WRITTEN REQUEST:
Reproduce every item below word for word, omitting the pictures.

═══ INPUT RECORDS

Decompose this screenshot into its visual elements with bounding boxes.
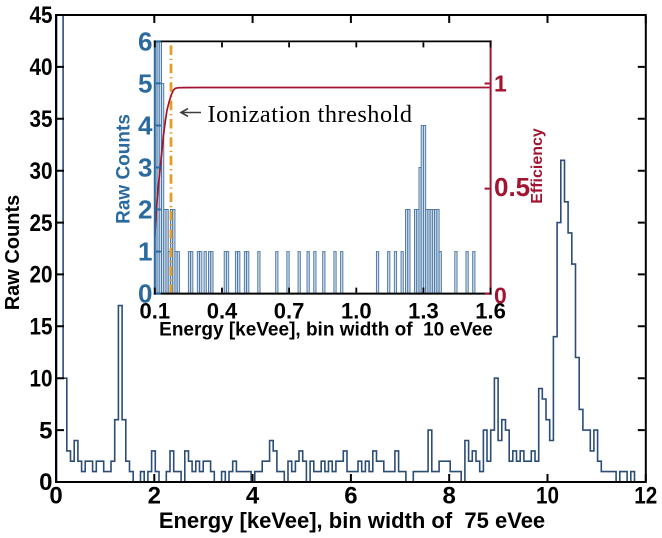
svg-text:0: 0 bbox=[49, 483, 62, 510]
svg-text:1: 1 bbox=[138, 237, 152, 267]
svg-text:4: 4 bbox=[246, 483, 260, 510]
svg-text:10: 10 bbox=[536, 483, 559, 510]
svg-text:0: 0 bbox=[138, 279, 152, 309]
svg-text:Energy [keVee], bin width of: Energy [keVee], bin width of 10 eVee bbox=[159, 320, 493, 341]
svg-text:1.6: 1.6 bbox=[475, 299, 506, 324]
svg-text:Raw Counts: Raw Counts bbox=[114, 114, 135, 224]
svg-text:Energy [keVee], bin width of: Energy [keVee], bin width of 75 eVee bbox=[159, 508, 545, 533]
svg-text:5: 5 bbox=[138, 68, 152, 98]
svg-text:1.3: 1.3 bbox=[408, 299, 439, 324]
svg-text:2: 2 bbox=[138, 194, 152, 224]
svg-text:Efficiency: Efficiency bbox=[529, 128, 546, 204]
svg-text:1: 1 bbox=[494, 71, 507, 97]
svg-text:4: 4 bbox=[138, 110, 153, 140]
svg-text:12: 12 bbox=[634, 483, 657, 510]
svg-text:0: 0 bbox=[39, 469, 52, 496]
svg-text:45: 45 bbox=[30, 2, 53, 29]
svg-text:10: 10 bbox=[30, 365, 53, 392]
svg-text:20: 20 bbox=[30, 262, 53, 289]
svg-text:35: 35 bbox=[30, 106, 53, 133]
svg-text:25: 25 bbox=[30, 210, 53, 237]
svg-text:15: 15 bbox=[30, 314, 53, 341]
svg-text:6: 6 bbox=[344, 483, 357, 510]
svg-text:0: 0 bbox=[494, 282, 507, 308]
svg-text:1.0: 1.0 bbox=[341, 299, 372, 324]
svg-text:2: 2 bbox=[148, 483, 161, 510]
svg-text:8: 8 bbox=[443, 483, 456, 510]
svg-text:30: 30 bbox=[30, 158, 53, 185]
svg-text:0.1: 0.1 bbox=[140, 299, 171, 324]
svg-text:Ionization threshold: Ionization threshold bbox=[208, 101, 413, 128]
svg-text:6: 6 bbox=[138, 26, 152, 56]
svg-text:5: 5 bbox=[39, 417, 52, 444]
svg-text:3: 3 bbox=[138, 152, 152, 182]
svg-text:Raw Counts: Raw Counts bbox=[2, 195, 24, 311]
svg-text:0.4: 0.4 bbox=[207, 299, 238, 324]
svg-text:40: 40 bbox=[30, 54, 53, 81]
svg-text:0.7: 0.7 bbox=[274, 299, 305, 324]
svg-text:0.5: 0.5 bbox=[494, 172, 530, 202]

══════

FINAL ANSWER:
Decompose this screenshot into its visual elements with bounding boxes.
svg-text:0: 0 bbox=[49, 483, 62, 510]
svg-text:1: 1 bbox=[138, 237, 152, 267]
svg-text:4: 4 bbox=[246, 483, 260, 510]
svg-text:10: 10 bbox=[536, 483, 559, 510]
svg-text:0: 0 bbox=[138, 279, 152, 309]
svg-text:Energy [keVee], bin width of: Energy [keVee], bin width of 10 eVee bbox=[159, 320, 493, 341]
svg-text:1.6: 1.6 bbox=[475, 299, 506, 324]
svg-text:Raw Counts: Raw Counts bbox=[114, 114, 135, 224]
svg-text:Energy [keVee], bin width of: Energy [keVee], bin width of 75 eVee bbox=[159, 508, 545, 533]
svg-text:5: 5 bbox=[138, 68, 152, 98]
svg-text:1.3: 1.3 bbox=[408, 299, 439, 324]
svg-text:2: 2 bbox=[138, 194, 152, 224]
svg-text:Efficiency: Efficiency bbox=[529, 128, 546, 204]
svg-text:1: 1 bbox=[494, 71, 507, 97]
svg-text:4: 4 bbox=[138, 110, 153, 140]
svg-text:12: 12 bbox=[634, 483, 657, 510]
svg-text:0: 0 bbox=[39, 469, 52, 496]
svg-text:45: 45 bbox=[30, 2, 53, 29]
svg-text:10: 10 bbox=[30, 365, 53, 392]
svg-text:20: 20 bbox=[30, 262, 53, 289]
svg-text:35: 35 bbox=[30, 106, 53, 133]
svg-text:25: 25 bbox=[30, 210, 53, 237]
svg-text:15: 15 bbox=[30, 314, 53, 341]
svg-text:6: 6 bbox=[344, 483, 357, 510]
svg-text:0: 0 bbox=[494, 282, 507, 308]
svg-text:1.0: 1.0 bbox=[341, 299, 372, 324]
svg-text:2: 2 bbox=[148, 483, 161, 510]
svg-text:8: 8 bbox=[443, 483, 456, 510]
svg-text:30: 30 bbox=[30, 158, 53, 185]
svg-text:0.1: 0.1 bbox=[140, 299, 171, 324]
svg-text:Ionization threshold: Ionization threshold bbox=[208, 101, 413, 128]
svg-text:6: 6 bbox=[138, 26, 152, 56]
svg-text:5: 5 bbox=[39, 417, 52, 444]
svg-text:3: 3 bbox=[138, 152, 152, 182]
svg-text:Raw Counts: Raw Counts bbox=[2, 195, 24, 311]
svg-text:0.4: 0.4 bbox=[207, 299, 238, 324]
svg-text:40: 40 bbox=[30, 54, 53, 81]
svg-text:0.7: 0.7 bbox=[274, 299, 305, 324]
svg-text:0.5: 0.5 bbox=[494, 172, 530, 202]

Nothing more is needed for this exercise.